* _MATERIAL_
------------
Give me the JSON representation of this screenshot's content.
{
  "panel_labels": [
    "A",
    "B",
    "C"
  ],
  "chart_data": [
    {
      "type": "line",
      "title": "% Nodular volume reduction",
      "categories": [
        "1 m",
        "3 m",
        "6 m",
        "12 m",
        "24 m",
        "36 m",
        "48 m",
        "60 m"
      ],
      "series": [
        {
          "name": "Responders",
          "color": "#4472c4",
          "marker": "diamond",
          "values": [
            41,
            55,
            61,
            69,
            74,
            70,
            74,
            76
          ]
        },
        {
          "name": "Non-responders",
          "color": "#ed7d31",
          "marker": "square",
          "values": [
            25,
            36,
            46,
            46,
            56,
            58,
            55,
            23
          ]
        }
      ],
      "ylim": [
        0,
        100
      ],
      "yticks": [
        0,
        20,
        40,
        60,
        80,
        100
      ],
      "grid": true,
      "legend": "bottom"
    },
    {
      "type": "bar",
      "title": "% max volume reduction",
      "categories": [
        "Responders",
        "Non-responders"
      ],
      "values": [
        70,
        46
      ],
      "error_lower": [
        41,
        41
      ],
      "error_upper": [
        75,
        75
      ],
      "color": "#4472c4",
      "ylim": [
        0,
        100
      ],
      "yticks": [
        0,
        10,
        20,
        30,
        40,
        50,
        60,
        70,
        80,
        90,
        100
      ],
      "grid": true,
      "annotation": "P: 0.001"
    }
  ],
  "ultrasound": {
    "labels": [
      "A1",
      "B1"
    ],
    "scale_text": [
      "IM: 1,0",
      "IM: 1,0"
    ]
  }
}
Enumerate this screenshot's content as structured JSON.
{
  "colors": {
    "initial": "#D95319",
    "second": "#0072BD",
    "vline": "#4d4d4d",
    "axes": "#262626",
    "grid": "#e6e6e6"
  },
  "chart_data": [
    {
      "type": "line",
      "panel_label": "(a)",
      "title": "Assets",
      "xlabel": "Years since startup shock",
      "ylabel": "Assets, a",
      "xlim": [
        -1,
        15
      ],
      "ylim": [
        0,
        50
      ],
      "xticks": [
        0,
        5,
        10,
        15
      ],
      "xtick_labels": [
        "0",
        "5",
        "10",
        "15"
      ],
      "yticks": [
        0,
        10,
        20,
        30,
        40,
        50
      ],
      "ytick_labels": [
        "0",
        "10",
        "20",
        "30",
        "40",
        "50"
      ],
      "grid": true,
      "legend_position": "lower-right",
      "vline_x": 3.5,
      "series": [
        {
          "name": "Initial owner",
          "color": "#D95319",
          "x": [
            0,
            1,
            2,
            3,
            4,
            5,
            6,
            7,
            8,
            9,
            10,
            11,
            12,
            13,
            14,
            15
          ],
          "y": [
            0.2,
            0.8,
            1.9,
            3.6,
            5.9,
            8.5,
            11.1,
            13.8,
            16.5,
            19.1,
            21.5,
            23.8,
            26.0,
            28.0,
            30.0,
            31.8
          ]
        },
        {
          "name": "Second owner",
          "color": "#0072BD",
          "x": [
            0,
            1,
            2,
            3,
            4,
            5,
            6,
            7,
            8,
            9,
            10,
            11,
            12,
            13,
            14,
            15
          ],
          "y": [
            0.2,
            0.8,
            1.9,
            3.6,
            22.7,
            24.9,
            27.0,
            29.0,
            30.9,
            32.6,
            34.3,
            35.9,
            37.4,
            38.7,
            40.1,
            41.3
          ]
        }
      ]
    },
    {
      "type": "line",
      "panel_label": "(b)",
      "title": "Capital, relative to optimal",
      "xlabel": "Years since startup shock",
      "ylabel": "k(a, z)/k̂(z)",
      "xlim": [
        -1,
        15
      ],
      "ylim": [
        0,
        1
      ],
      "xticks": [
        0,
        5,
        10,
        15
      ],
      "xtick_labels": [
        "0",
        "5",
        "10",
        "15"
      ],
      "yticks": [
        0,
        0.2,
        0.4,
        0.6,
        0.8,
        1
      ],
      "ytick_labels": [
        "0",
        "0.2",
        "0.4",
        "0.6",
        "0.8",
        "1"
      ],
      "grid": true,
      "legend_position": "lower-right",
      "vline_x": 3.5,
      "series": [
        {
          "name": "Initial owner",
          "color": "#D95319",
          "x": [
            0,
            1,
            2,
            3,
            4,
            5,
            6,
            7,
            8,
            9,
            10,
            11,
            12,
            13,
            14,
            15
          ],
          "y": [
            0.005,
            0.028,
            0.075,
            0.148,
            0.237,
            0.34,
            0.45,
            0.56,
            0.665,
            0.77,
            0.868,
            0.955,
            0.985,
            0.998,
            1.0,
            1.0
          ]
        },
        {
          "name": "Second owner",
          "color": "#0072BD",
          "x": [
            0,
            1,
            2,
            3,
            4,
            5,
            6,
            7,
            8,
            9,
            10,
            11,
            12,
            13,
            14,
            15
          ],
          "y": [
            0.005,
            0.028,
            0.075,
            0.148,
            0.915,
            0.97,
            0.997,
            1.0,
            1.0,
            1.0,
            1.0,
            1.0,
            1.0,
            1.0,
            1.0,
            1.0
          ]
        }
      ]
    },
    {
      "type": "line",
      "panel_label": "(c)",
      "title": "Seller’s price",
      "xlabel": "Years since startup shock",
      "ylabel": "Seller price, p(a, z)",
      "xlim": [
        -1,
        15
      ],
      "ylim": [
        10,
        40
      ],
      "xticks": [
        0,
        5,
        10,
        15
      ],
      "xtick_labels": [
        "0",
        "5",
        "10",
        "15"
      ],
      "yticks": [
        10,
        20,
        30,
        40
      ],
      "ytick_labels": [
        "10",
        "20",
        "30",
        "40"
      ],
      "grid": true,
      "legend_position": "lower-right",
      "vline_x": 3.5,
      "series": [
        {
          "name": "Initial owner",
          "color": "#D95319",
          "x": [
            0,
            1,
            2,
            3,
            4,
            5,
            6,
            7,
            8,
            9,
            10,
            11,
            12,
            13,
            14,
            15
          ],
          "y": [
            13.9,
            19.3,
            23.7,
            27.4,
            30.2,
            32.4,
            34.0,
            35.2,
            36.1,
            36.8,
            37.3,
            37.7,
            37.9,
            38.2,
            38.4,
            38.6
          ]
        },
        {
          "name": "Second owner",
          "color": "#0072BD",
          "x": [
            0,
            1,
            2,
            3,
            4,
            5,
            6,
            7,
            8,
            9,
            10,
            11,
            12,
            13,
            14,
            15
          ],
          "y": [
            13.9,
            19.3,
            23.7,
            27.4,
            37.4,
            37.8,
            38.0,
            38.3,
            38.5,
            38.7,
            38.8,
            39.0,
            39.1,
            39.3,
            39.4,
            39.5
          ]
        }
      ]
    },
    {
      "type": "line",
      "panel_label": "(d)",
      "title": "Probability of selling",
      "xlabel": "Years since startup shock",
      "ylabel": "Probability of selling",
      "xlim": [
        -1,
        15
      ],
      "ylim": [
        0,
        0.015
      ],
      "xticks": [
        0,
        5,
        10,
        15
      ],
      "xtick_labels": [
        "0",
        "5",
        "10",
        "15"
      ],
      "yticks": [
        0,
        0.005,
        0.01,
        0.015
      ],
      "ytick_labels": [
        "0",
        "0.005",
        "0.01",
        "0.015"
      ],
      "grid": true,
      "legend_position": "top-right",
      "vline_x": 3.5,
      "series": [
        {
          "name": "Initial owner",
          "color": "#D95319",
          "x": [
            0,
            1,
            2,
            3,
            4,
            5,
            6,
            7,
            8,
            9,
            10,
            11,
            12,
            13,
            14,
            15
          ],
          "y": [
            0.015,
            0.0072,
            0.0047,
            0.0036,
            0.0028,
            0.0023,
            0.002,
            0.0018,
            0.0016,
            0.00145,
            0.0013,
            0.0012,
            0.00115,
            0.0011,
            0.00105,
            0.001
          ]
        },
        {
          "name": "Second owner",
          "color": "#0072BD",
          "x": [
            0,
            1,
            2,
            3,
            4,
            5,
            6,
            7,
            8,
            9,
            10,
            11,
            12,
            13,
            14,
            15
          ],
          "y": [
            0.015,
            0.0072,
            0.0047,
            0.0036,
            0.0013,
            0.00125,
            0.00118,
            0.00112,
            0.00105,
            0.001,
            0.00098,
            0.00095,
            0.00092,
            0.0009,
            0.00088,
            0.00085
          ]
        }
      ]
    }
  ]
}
------------
Pull out all lines from the entries above in which the word "this" appears.

* _THE RESULT_
Give me the JSON representation of this screenshot's content.
Enumerate this screenshot's content as structured JSON.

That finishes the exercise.